_Material provided_
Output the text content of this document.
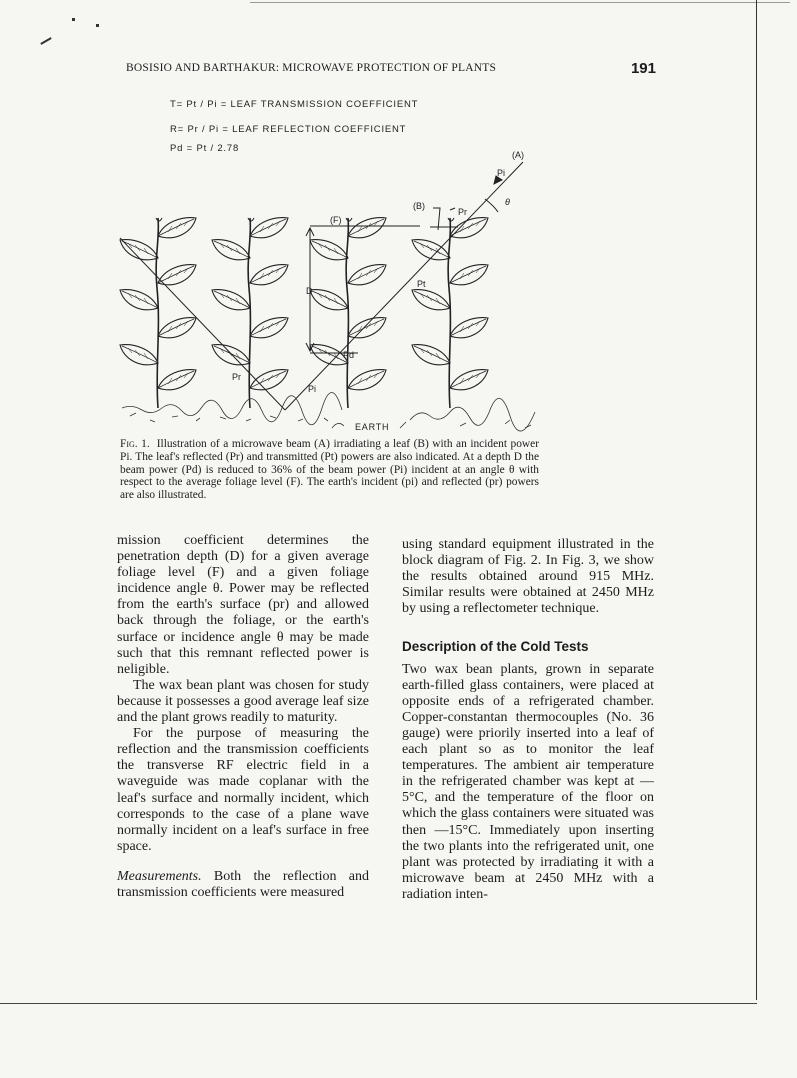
BOSISIO AND BARTHAKUR: MICROWAVE PROTECTION OF PLANTS	191
T= Pt / Pi = LEAF TRANSMISSION COEFFICIENT
R= Pr / Pi = LEAF REFLECTION COEFFICIENT
Pd = Pt / 2.78
(A)
Pi
(B)
Pr
θ
(F)
D
Pt
Pd
Pr
Pi
EARTH
Fig. 1. Illustration of a microwave beam (A) irradiating a leaf (B) with an incident power Pi. The leaf's reflected (Pr) and transmitted (Pt) powers are also indicated. At a depth D the beam power (Pd) is reduced to 36% of the beam power (Pi) incident at an angle θ with respect to the average foliage level (F). The earth's incident (pi) and reflected (pr) powers are also illustrated.

mission coefficient determines the penetration depth (D) for a given average foliage level (F) and a given foliage incidence angle θ. Power may be reflected from the earth's surface (pr) and allowed back through the foliage, or the earth's surface or incidence angle θ may be made such that this remnant reflected power is neligible.

The wax bean plant was chosen for study because it possesses a good average leaf size and the plant grows readily to maturity.

For the purpose of measuring the reflection and the transmission coefficients the transverse RF electric field in a waveguide was made coplanar with the leaf's surface and normally incident, which corresponds to the case of a plane wave normally incident on a leaf's surface in free space.

Measurements. Both the reflection and transmission coefficients were measured

using standard equipment illustrated in the block diagram of Fig. 2. In Fig. 3, we show the results obtained around 915 MHz. Similar results were obtained at 2450 MHz by using a reflectometer technique.

Description of the Cold Tests

Two wax bean plants, grown in separate earth-filled glass containers, were placed at opposite ends of a refrigerated chamber. Copper-constantan thermocouples (No. 36 gauge) were priorily inserted into a leaf of each plant so as to monitor the leaf temperatures. The ambient air temperature in the refrigerated chamber was kept at —5°C, and the temperature of the floor on which the glass containers were situated was then —15°C. Immediately upon inserting the two plants into the refrigerated unit, one plant was protected by irradiating it with a microwave beam at 2450 MHz with a radiation inten-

_Problem to solve_
Scan the material above. Copy each line where "this" occurs.

_Answer to the exercise_
Output the text content of this document.
mission coefficient determines the penetration depth (D) for a given average foliage level (F) and a given foliage incidence angle θ. Power may be reflected from the earth's surface (pr) and allowed back through the foliage, or the earth's surface or incidence angle θ may be made such that this remnant reflected power is neligible.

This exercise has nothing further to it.